Dataset entries on figures -
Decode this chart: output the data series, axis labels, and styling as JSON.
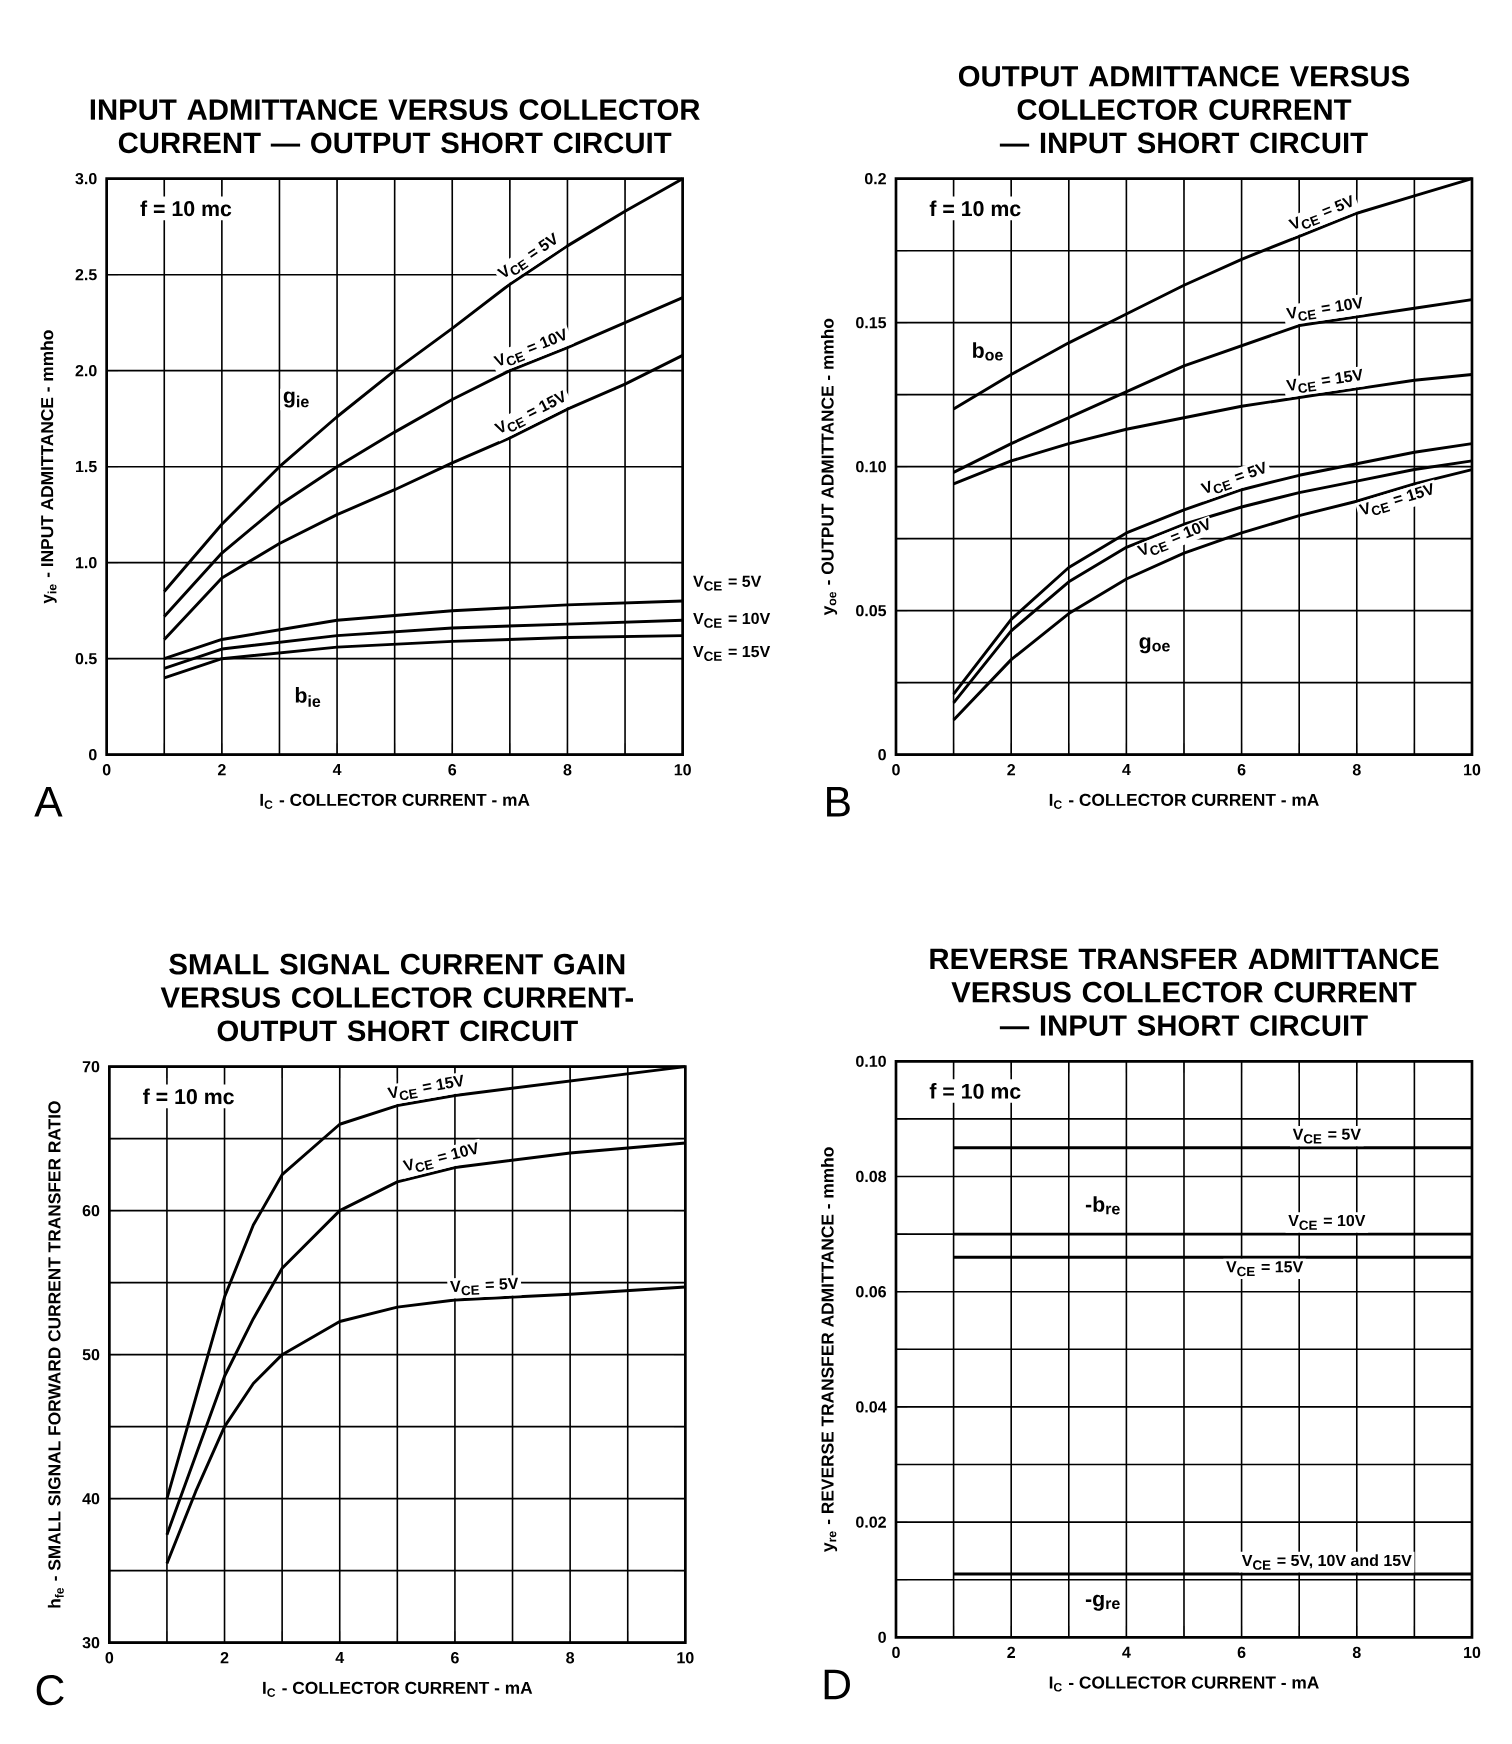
{
  "chart_data": [
    {
      "type": "line",
      "title": "INPUT ADMITTANCE VERSUS COLLECTOR CURRENT — OUTPUT SHORT CIRCUIT",
      "xlabel": "I$_{C}$ - COLLECTOR CURRENT - mA",
      "ylabel": "y$_{ie}$ - INPUT ADMITTANCE - mmho",
      "xlim": [
        0,
        10
      ],
      "ylim": [
        0,
        3
      ],
      "xticks": [
        0,
        {
          "value": 1,
          "label": null
        },
        2,
        {
          "value": 3,
          "label": null
        },
        4,
        {
          "value": 5,
          "label": null
        },
        6,
        {
          "value": 7,
          "label": null
        },
        8,
        {
          "value": 9,
          "label": null
        },
        10
      ],
      "yticks": [
        0,
        0.5,
        {
          "value": 1,
          "label": "1.0"
        },
        1.5,
        {
          "value": 2,
          "label": "2.0"
        },
        2.5,
        {
          "value": 3,
          "label": "3.0"
        }
      ],
      "grid": true,
      "annotations": [
        "f = 10 mc",
        "A",
        "g$_{ie}$",
        "b$_{ie}$"
      ],
      "series": [
        {
          "name": "V$_{CE}$ = 5V",
          "color": "#000000",
          "x": [
            1,
            2,
            3,
            4,
            5,
            6,
            7,
            8,
            9,
            10
          ],
          "values": [
            0.85,
            1.2,
            1.5,
            1.76,
            2.0,
            2.22,
            2.45,
            2.65,
            2.83,
            3.0
          ]
        },
        {
          "name": "V$_{CE}$ = 10V",
          "color": "#000000",
          "x": [
            1,
            2,
            3,
            4,
            5,
            6,
            7,
            8,
            9,
            10
          ],
          "values": [
            0.72,
            1.05,
            1.3,
            1.5,
            1.68,
            1.85,
            2.0,
            2.12,
            2.25,
            2.38
          ]
        },
        {
          "name": "V$_{CE}$ = 15V",
          "color": "#000000",
          "x": [
            1,
            2,
            3,
            4,
            5,
            6,
            7,
            8,
            9,
            10
          ],
          "values": [
            0.6,
            0.92,
            1.1,
            1.25,
            1.38,
            1.52,
            1.65,
            1.8,
            1.93,
            2.08
          ]
        },
        {
          "name": "V$_{CE}$ = 5V",
          "color": "#000000",
          "x": [
            1,
            2,
            4,
            6,
            8,
            10
          ],
          "values": [
            0.5,
            0.6,
            0.7,
            0.75,
            0.78,
            0.8
          ]
        },
        {
          "name": "V$_{CE}$ = 10V",
          "color": "#000000",
          "x": [
            1,
            2,
            4,
            6,
            8,
            10
          ],
          "values": [
            0.45,
            0.55,
            0.62,
            0.66,
            0.68,
            0.7
          ]
        },
        {
          "name": "V$_{CE}$ = 15V",
          "color": "#000000",
          "x": [
            1,
            2,
            4,
            6,
            8,
            10
          ],
          "values": [
            0.4,
            0.5,
            0.56,
            0.59,
            0.61,
            0.62
          ]
        }
      ]
    },
    {
      "type": "line",
      "title": "OUTPUT ADMITTANCE VERSUS COLLECTOR CURRENT — INPUT SHORT CIRCUIT",
      "xlabel": "I$_{C}$ - COLLECTOR CURRENT - mA",
      "ylabel": "y$_{oe}$ - OUTPUT ADMITTANCE - mmho",
      "xlim": [
        0,
        10
      ],
      "ylim": [
        0,
        0.2
      ],
      "xticks": [
        0,
        {
          "value": 1,
          "label": null
        },
        2,
        {
          "value": 3,
          "label": null
        },
        4,
        {
          "value": 5,
          "label": null
        },
        6,
        {
          "value": 7,
          "label": null
        },
        8,
        {
          "value": 9,
          "label": null
        },
        10
      ],
      "yticks": [
        0,
        {
          "value": 0.025,
          "label": null
        },
        0.05,
        {
          "value": 0.075,
          "label": null
        },
        {
          "value": 0.1,
          "label": "0.10"
        },
        {
          "value": 0.125,
          "label": null
        },
        0.15,
        {
          "value": 0.175,
          "label": null
        },
        0.2
      ],
      "grid": true,
      "annotations": [
        "f = 10 mc",
        "B",
        "b$_{oe}$",
        "g$_{oe}$"
      ],
      "series": [
        {
          "name": "V$_{CE}$ = 5V",
          "color": "#000000",
          "x": [
            1,
            2,
            3,
            4,
            5,
            6,
            7,
            8,
            9,
            10
          ],
          "values": [
            0.12,
            0.132,
            0.143,
            0.153,
            0.163,
            0.172,
            0.18,
            0.188,
            0.194,
            0.2
          ]
        },
        {
          "name": "V$_{CE}$ = 10V",
          "color": "#000000",
          "x": [
            1,
            2,
            3,
            4,
            5,
            6,
            7,
            8,
            9,
            10
          ],
          "values": [
            0.098,
            0.108,
            0.117,
            0.126,
            0.135,
            0.142,
            0.149,
            0.152,
            0.155,
            0.158
          ]
        },
        {
          "name": "V$_{CE}$ = 15V",
          "color": "#000000",
          "x": [
            1,
            2,
            3,
            4,
            5,
            6,
            7,
            8,
            9,
            10
          ],
          "values": [
            0.094,
            0.102,
            0.108,
            0.113,
            0.117,
            0.121,
            0.124,
            0.127,
            0.13,
            0.132
          ]
        },
        {
          "name": "V$_{CE}$ = 5V",
          "color": "#000000",
          "x": [
            1,
            2,
            3,
            4,
            5,
            6,
            7,
            8,
            9,
            10
          ],
          "values": [
            0.021,
            0.047,
            0.065,
            0.077,
            0.085,
            0.092,
            0.097,
            0.101,
            0.105,
            0.108
          ]
        },
        {
          "name": "V$_{CE}$ = 10V",
          "color": "#000000",
          "x": [
            1,
            2,
            3,
            4,
            5,
            6,
            7,
            8,
            9,
            10
          ],
          "values": [
            0.018,
            0.043,
            0.06,
            0.072,
            0.08,
            0.086,
            0.091,
            0.095,
            0.099,
            0.102
          ]
        },
        {
          "name": "V$_{CE}$ = 15V",
          "color": "#000000",
          "x": [
            1,
            2,
            3,
            4,
            5,
            6,
            7,
            8,
            9,
            10
          ],
          "values": [
            0.012,
            0.033,
            0.049,
            0.061,
            0.07,
            0.077,
            0.083,
            0.088,
            0.094,
            0.099
          ]
        }
      ]
    },
    {
      "type": "line",
      "title": "SMALL SIGNAL CURRENT GAIN VERSUS COLLECTOR CURRENT-OUTPUT SHORT CIRCUIT",
      "xlabel": "I$_{C}$ - COLLECTOR CURRENT - mA",
      "ylabel": "h$_{fe}$ - SMALL SIGNAL FORWARD CURRENT TRANSFER RATIO",
      "xlim": [
        0,
        10
      ],
      "ylim": [
        30,
        70
      ],
      "xticks": [
        0,
        {
          "value": 1,
          "label": null
        },
        2,
        {
          "value": 3,
          "label": null
        },
        4,
        {
          "value": 5,
          "label": null
        },
        6,
        {
          "value": 7,
          "label": null
        },
        8,
        {
          "value": 9,
          "label": null
        },
        10
      ],
      "yticks": [
        30,
        {
          "value": 35,
          "label": null
        },
        40,
        {
          "value": 45,
          "label": null
        },
        50,
        {
          "value": 55,
          "label": null
        },
        60,
        {
          "value": 65,
          "label": null
        },
        70
      ],
      "grid": true,
      "annotations": [
        "f = 10 mc",
        "C"
      ],
      "series": [
        {
          "name": "V$_{CE}$ = 15V",
          "color": "#000000",
          "x": [
            1,
            1.5,
            2,
            2.5,
            3,
            4,
            5,
            6,
            8,
            10
          ],
          "values": [
            40,
            47,
            54,
            59,
            62.5,
            66,
            67.3,
            68,
            69,
            70
          ]
        },
        {
          "name": "V$_{CE}$ = 10V",
          "color": "#000000",
          "x": [
            1,
            1.5,
            2,
            2.5,
            3,
            4,
            5,
            6,
            8,
            10
          ],
          "values": [
            37.5,
            43,
            48.5,
            52.5,
            56,
            60,
            62,
            63,
            64,
            64.7
          ]
        },
        {
          "name": "V$_{CE}$ = 5V",
          "color": "#000000",
          "x": [
            1,
            1.5,
            2,
            2.5,
            3,
            4,
            5,
            6,
            8,
            10
          ],
          "values": [
            35.5,
            40.5,
            45,
            48,
            50,
            52.3,
            53.3,
            53.8,
            54.2,
            54.7
          ]
        }
      ]
    },
    {
      "type": "line",
      "title": "REVERSE TRANSFER ADMITTANCE VERSUS COLLECTOR CURRENT — INPUT SHORT CIRCUIT",
      "xlabel": "I$_{C}$ - COLLECTOR CURRENT - mA",
      "ylabel": "y$_{re}$ - REVERSE TRANSFER ADMITTANCE - mmho",
      "xlim": [
        0,
        10
      ],
      "ylim": [
        0,
        0.1
      ],
      "xticks": [
        0,
        {
          "value": 1,
          "label": null
        },
        2,
        {
          "value": 3,
          "label": null
        },
        4,
        {
          "value": 5,
          "label": null
        },
        6,
        {
          "value": 7,
          "label": null
        },
        8,
        {
          "value": 9,
          "label": null
        },
        10
      ],
      "yticks": [
        0,
        {
          "value": 0.01,
          "label": null
        },
        0.02,
        {
          "value": 0.03,
          "label": null
        },
        0.04,
        {
          "value": 0.05,
          "label": null
        },
        0.06,
        {
          "value": 0.07,
          "label": null
        },
        0.08,
        {
          "value": 0.09,
          "label": null
        },
        {
          "value": 0.1,
          "label": "0.10"
        }
      ],
      "grid": true,
      "annotations": [
        "f = 10 mc",
        "D",
        "-b$_{re}$",
        "-g$_{re}$"
      ],
      "series": [
        {
          "name": "V$_{CE}$ = 5V",
          "color": "#000000",
          "x": [
            1,
            10
          ],
          "values": [
            0.085,
            0.085
          ]
        },
        {
          "name": "V$_{CE}$ = 10V",
          "color": "#000000",
          "x": [
            1,
            10
          ],
          "values": [
            0.07,
            0.07
          ]
        },
        {
          "name": "V$_{CE}$ = 15V",
          "color": "#000000",
          "x": [
            1,
            10
          ],
          "values": [
            0.066,
            0.066
          ]
        },
        {
          "name": "V$_{CE}$ = 5V, 10V and 15V",
          "color": "#000000",
          "x": [
            1,
            10
          ],
          "values": [
            0.011,
            0.011
          ]
        }
      ]
    }
  ]
}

WHAT IS BEING ASKED -
Identify the lines in the entries above that contain "SMALL", then copy them out.

TASK OUTPUT -
      "title": "SMALL SIGNAL CURRENT GAIN VERSUS COLLECTOR CURRENT-OUTPUT SHORT CIRCUIT",
      "ylabel": "h$_{fe}$ - SMALL SIGNAL FORWARD CURRENT TRANSFER RATIO",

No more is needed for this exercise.